Task goal -
Return only the number of lines in the entries below that hold the word "cdot".

Record excerpts -
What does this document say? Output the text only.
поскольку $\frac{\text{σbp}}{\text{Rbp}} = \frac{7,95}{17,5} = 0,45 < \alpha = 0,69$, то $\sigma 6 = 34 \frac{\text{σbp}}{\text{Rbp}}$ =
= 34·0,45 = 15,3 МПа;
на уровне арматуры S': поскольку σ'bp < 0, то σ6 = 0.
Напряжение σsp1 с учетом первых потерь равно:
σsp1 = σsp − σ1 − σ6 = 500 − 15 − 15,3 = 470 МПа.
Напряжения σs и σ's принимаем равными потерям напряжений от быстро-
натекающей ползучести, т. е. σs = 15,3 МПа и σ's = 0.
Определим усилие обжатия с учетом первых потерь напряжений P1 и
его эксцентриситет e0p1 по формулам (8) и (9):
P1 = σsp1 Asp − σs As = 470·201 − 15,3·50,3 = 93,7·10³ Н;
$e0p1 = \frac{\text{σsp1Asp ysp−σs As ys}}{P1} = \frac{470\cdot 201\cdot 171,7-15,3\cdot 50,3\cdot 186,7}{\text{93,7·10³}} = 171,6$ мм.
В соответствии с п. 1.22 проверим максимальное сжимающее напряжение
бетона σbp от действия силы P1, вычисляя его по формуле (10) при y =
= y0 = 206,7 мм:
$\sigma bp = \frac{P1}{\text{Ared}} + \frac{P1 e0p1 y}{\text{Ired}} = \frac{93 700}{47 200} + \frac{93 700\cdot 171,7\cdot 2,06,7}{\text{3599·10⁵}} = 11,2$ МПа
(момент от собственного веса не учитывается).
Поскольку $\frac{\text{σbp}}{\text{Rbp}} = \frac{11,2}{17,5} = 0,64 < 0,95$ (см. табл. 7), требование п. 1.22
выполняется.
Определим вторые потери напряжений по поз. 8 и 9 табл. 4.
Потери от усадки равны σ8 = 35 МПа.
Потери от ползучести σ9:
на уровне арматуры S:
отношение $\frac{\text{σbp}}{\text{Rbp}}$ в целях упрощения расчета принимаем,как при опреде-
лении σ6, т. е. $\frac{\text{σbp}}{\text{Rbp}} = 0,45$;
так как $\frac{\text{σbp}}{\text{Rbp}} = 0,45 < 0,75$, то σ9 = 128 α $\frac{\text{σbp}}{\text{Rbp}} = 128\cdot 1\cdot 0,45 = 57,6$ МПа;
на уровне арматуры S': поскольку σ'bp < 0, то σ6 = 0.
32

The solution -
3